→ The problem:
Give the data again exactly as written, skipping any pictures.
---+---
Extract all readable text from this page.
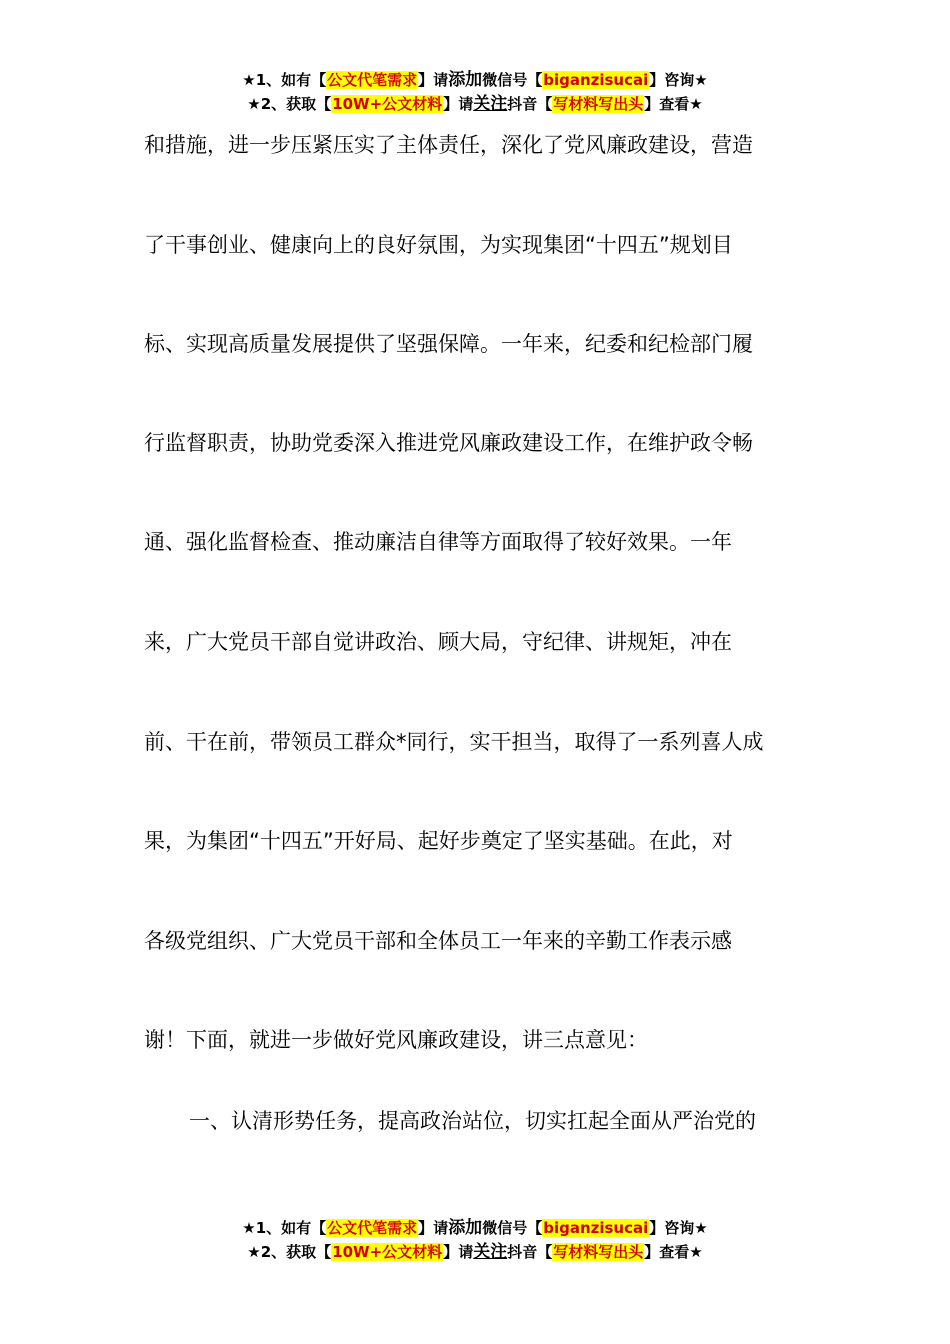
★1、如有【公文代笔需求】请添加微信号【biganzisucai】咨询★
★2、获取【10W+公文材料】请关注抖音【写材料写出头】查看★
和措施，进一步压紧压实了主体责任，深化了党风廉政建设，营造
了干事创业、健康向上的良好氛围，为实现集团“十四五”规划目
标、实现高质量发展提供了坚强保障。一年来，纪委和纪检部门履
行监督职责，协助党委深入推进党风廉政建设工作，在维护政令畅
通、强化监督检查、推动廉洁自律等方面取得了较好效果。一年
来，广大党员干部自觉讲政治、顾大局，守纪律、讲规矩，冲在
前、干在前，带领员工群众*同行，实干担当，取得了一系列喜人成
果，为集团“十四五”开好局、起好步奠定了坚实基础。在此，对
各级党组织、广大党员干部和全体员工一年来的辛勤工作表示感
谢！下面，就进一步做好党风廉政建设，讲三点意见：
一、认清形势任务，提高政治站位，切实扛起全面从严治党的
★1、如有【公文代笔需求】请添加微信号【biganzisucai】咨询★
★2、获取【10W+公文材料】请关注抖音【写材料写出头】查看★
---+---
→ Correct response:
Extract all readable text from this page.
★1、如有【公文代笔需求】请添加微信号【biganzisucai】咨询★
★2、获取【10W+公文材料】请关注抖音【写材料写出头】查看★
和措施，进一步压紧压实了主体责任，深化了党风廉政建设，营造
了干事创业、健康向上的良好氛围，为实现集团“十四五”规划目
标、实现高质量发展提供了坚强保障。一年来，纪委和纪检部门履
行监督职责，协助党委深入推进党风廉政建设工作，在维护政令畅
通、强化监督检查、推动廉洁自律等方面取得了较好效果。一年
来，广大党员干部自觉讲政治、顾大局，守纪律、讲规矩，冲在
前、干在前，带领员工群众*同行，实干担当，取得了一系列喜人成
果，为集团“十四五”开好局、起好步奠定了坚实基础。在此，对
各级党组织、广大党员干部和全体员工一年来的辛勤工作表示感
谢！下面，就进一步做好党风廉政建设，讲三点意见：
一、认清形势任务，提高政治站位，切实扛起全面从严治党的
★1、如有【公文代笔需求】请添加微信号【biganzisucai】咨询★
★2、获取【10W+公文材料】请关注抖音【写材料写出头】查看★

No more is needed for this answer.